## TASK REQUIREMENTS
Select and copy out every line in the records containing "title".

## ENTRIES SUPPLIED

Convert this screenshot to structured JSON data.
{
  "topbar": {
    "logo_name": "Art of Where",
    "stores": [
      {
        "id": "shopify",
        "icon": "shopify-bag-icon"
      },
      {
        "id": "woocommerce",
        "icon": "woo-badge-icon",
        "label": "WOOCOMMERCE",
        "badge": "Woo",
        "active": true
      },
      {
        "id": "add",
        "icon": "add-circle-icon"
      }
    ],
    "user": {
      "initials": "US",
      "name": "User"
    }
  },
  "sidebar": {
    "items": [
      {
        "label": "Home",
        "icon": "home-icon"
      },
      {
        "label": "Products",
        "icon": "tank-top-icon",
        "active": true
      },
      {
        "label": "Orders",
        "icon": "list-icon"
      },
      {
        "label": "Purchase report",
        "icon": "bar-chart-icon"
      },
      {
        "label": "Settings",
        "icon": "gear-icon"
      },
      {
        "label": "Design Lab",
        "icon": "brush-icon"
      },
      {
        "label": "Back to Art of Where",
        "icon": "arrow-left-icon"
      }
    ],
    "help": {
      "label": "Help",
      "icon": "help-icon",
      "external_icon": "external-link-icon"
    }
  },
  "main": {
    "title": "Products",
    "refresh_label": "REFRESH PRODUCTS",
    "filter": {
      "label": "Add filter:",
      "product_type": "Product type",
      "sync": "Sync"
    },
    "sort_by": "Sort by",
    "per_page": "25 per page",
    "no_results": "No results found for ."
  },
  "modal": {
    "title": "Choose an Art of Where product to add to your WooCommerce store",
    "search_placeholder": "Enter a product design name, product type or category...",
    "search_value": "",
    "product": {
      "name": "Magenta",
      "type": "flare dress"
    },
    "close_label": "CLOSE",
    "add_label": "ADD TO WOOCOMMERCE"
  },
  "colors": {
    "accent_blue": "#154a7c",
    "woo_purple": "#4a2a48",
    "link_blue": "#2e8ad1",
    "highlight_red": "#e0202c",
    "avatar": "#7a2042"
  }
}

## SOLVED EXERCISE
    "title": "Products",
    "title": "Choose an Art of Where product to add to your WooCommerce store",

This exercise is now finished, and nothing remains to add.